** 本文 **
'''

MAKERS U-18にはどんな人が集まっているのでしょう?7期生、谷津凜勇さんに詳しく聞いてみましょう。

9期生エントリー受付終了!10期は2025年3月末開催予定。今冬情報解禁。
詳細はこちら▶https://u-18.makers-u.jp/

簡単に自己紹介をお願いします。

 谷津凜勇です。読書教育、子どもと本に関わる活動をやってきました。この春に高校を卒業して大学生になります。

活動や研究を始めたきっかけを教えてください。

 元々本が好きでした。"子ども文庫"っていう民間図書館があって、ちっちゃい頃、僕もずっと通ってたんです。そこで多分4000冊ぐらいは絵本とか児童書を読んで、どんどん好きになっていきました。

 それで、コロナで学校がなくなって何かしたいって思った時に児童文学に改めて手を伸ばして「やっぱこの世界おもろいやん、ここで何かしてみよう」って思いました。

 そこで、本を紹介するフリーペーパーを発行しました。続けていくうちに広がっていって、NPO団体として、学校の人と一緒にフリーペーパーを出していけるようにしたり、助成金をもらって子どもと本に関する研究を始めたりしました。

 個人の趣味の活動だと思ってたけど、Twitterでマイプロジェクトとかから出ませんかって連絡が来て、学校の外でいろんな活動してる人がいるって知って、もっと大きく発展できるんじゃないかって気づいたのは大きかったです。

活動を通して生み出したいものや目指しているものはなんですか?

 本を通して今の自分の延長線上にある自分というか、自分の自己を成長させていくことができるんじゃないかなって思っています。

 本って映画とかと違って、自分から物語を想像して入り込んでいくというか、自分から楽しもうとしなきゃいけない、能動性みたいなものが、他のメディアや表現とは違う部分なんじゃないかと思ってるんです。

 逆に言うと、本を読んでも響かなかったりすることも多々あると思います。

 でも、全部が全部響かないといけないわけじゃなくて、新しいメッセージや価値観みたいなものに出会ったときに、自分と響き合うかどうか、共鳴できるかどうかが、自分の内側で、自動的にというか、潜在的に行われている。その過程で、自分の中の世界観に新たな世界観を取り込むことができると思うんですよね。

 そのために当時の僕ができる手段がフリーペーパーだったんですが、今はそれ以外のやり方、方向性もありだなとは思っています。それで今、軸の一つとしてあるのが"研究"です。

どんな研究をされているんですか?

 子ども文庫で何が行われてるのかを分析して、それをカリキュラム・プログラムのようなものにして組織的に広げていくようなことができればいいなとは思っています。

'''

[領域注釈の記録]
'''

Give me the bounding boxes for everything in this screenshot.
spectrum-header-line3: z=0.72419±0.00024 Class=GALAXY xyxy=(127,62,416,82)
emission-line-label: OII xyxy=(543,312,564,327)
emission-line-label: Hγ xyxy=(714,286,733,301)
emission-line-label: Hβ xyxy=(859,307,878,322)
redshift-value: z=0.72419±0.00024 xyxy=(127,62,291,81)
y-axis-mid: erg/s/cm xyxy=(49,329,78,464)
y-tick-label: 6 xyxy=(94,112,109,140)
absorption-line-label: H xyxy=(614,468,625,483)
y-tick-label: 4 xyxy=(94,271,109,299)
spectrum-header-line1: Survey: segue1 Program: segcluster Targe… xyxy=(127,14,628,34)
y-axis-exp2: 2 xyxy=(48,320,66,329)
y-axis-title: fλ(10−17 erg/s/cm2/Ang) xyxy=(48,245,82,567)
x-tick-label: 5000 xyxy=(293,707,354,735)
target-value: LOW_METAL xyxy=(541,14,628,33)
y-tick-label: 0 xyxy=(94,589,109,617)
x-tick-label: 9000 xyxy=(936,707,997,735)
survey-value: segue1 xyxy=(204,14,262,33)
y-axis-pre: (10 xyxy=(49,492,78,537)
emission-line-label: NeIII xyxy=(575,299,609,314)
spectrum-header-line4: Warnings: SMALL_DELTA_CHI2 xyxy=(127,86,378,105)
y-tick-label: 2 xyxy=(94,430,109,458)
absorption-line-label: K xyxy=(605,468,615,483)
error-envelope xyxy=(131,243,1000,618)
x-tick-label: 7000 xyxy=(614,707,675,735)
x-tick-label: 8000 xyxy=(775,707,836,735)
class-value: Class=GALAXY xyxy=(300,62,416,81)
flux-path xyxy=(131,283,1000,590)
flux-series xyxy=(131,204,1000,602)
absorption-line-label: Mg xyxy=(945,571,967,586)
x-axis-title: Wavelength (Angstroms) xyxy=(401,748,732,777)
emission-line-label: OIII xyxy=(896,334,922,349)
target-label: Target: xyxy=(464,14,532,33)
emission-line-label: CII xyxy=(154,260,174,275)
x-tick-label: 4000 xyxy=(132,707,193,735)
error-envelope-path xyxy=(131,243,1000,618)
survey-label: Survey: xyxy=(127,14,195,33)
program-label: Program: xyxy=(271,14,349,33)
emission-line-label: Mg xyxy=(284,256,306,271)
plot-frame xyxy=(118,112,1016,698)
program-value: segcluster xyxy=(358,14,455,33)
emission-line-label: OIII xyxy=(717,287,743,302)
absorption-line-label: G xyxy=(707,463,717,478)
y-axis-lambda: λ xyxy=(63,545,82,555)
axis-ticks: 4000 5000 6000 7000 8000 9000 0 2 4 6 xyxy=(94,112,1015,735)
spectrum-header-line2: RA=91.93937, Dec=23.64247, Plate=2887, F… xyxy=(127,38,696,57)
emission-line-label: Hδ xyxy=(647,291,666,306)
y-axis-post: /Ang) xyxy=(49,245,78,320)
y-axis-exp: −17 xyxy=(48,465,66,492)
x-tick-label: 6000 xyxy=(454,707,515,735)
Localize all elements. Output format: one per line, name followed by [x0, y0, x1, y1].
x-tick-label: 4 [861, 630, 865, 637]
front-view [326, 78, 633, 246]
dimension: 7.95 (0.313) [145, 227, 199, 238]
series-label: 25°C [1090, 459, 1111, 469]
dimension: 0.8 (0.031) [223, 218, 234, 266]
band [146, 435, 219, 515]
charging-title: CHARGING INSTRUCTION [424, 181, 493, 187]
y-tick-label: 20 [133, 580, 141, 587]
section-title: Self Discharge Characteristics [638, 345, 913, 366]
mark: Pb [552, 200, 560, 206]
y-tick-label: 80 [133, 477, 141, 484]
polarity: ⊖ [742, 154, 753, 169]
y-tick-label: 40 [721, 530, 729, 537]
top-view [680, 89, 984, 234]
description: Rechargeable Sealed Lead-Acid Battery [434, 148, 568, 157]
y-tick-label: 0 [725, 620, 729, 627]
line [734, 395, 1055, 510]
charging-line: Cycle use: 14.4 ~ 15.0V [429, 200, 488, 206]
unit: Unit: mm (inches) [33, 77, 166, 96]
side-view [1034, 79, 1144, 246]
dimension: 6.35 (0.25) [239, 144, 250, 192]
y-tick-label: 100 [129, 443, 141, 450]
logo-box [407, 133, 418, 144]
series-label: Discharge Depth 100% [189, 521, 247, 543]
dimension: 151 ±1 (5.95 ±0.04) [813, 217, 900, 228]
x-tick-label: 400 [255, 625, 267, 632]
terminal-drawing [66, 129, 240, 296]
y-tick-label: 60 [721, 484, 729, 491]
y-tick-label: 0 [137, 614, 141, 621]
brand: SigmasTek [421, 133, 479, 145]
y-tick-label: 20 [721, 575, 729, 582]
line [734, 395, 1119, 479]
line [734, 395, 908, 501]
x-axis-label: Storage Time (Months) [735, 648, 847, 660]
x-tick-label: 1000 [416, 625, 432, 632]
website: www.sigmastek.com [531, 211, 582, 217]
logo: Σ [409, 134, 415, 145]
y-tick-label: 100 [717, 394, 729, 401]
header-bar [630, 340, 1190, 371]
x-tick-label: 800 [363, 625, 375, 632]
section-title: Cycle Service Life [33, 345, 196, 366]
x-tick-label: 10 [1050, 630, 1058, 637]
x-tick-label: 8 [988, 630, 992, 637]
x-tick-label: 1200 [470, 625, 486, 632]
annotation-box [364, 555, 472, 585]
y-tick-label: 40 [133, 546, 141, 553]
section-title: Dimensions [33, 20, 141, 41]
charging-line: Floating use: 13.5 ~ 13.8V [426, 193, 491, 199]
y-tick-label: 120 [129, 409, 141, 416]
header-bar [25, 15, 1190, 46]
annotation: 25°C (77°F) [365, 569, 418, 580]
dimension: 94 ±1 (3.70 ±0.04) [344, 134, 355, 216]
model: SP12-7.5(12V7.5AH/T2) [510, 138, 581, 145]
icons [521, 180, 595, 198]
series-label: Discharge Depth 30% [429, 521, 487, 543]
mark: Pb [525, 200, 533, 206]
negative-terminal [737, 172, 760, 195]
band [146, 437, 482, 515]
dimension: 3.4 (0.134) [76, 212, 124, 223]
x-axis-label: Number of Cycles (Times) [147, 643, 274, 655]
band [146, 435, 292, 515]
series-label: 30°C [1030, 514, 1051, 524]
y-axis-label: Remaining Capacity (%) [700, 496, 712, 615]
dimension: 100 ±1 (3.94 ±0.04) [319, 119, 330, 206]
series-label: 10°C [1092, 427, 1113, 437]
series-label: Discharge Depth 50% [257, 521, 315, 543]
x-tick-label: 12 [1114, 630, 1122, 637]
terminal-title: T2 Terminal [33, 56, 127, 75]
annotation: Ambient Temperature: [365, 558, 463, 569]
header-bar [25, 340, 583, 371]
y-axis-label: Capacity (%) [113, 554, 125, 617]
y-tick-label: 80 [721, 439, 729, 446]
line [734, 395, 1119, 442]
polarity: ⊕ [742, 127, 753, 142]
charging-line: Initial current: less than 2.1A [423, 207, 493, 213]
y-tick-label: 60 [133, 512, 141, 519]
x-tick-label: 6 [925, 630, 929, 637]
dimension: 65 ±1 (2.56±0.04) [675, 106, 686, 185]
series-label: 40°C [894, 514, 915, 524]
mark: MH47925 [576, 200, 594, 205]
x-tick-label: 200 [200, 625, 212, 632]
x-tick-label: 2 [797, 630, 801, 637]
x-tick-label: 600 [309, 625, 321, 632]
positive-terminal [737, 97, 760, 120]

'''

** ねらい **
記事の内容をもとに、次の問いに答えよ。
(a) 谷津さんが子ども文庫で読んだ絵本や児童書は、多分何冊ぐらいだと述べているか。
(b) コロナで学校がなくなったあと、谷津さんが発行したものは何か。
(c) 今、軸の一つとしてあると述べているものは何か。

** 解答 **
(a) 4000冊ぐらい
(b) 本を紹介するフリーペーパー
(c) 研究